» Problem
Restate the entries below verbatim.

______________________________

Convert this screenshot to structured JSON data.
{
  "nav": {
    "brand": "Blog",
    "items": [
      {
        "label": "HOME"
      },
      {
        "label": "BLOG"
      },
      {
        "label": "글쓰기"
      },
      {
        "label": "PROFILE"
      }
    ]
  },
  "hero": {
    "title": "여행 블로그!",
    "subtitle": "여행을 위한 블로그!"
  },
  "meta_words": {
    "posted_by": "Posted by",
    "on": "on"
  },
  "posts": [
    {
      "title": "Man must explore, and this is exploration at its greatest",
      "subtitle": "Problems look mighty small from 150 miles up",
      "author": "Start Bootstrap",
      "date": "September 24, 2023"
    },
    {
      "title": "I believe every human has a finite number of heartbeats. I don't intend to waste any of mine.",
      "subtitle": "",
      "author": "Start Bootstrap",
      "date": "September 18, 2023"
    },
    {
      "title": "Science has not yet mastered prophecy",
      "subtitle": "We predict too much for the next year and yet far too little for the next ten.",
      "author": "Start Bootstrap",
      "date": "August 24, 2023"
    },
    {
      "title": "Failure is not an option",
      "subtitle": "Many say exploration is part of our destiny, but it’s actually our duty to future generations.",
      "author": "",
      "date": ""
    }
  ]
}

______________________________

» Exercise answer
Convert this screenshot to structured JSON data.
{
  "nav": {
    "brand": "Blog",
    "items": [
      {
        "label": "HOME"
      },
      {
        "label": "BLOG"
      },
      {
        "label": "글쓰기"
      },
      {
        "label": "PROFILE"
      }
    ]
  },
  "hero": {
    "title": "여행 블로그!",
    "subtitle": "여행을 위한 블로그!"
  },
  "meta_words": {
    "posted_by": "Posted by",
    "on": "on"
  },
  "posts": [
    {
      "title": "Man must explore, and this is exploration at its greatest",
      "subtitle": "Problems look mighty small from 150 miles up",
      "author": "Start Bootstrap",
      "date": "September 24, 2023"
    },
    {
      "title": "I believe every human has a finite number of heartbeats. I don't intend to waste any of mine.",
      "subtitle": "",
      "author": "Start Bootstrap",
      "date": "September 18, 2023"
    },
    {
      "title": "Science has not yet mastered prophecy",
      "subtitle": "We predict too much for the next year and yet far too little for the next ten.",
      "author": "Start Bootstrap",
      "date": "August 24, 2023"
    },
    {
      "title": "Failure is not an option",
      "subtitle": "Many say exploration is part of our destiny, but it’s actually our duty to future generations.",
      "author": "",
      "date": ""
    }
  ]
}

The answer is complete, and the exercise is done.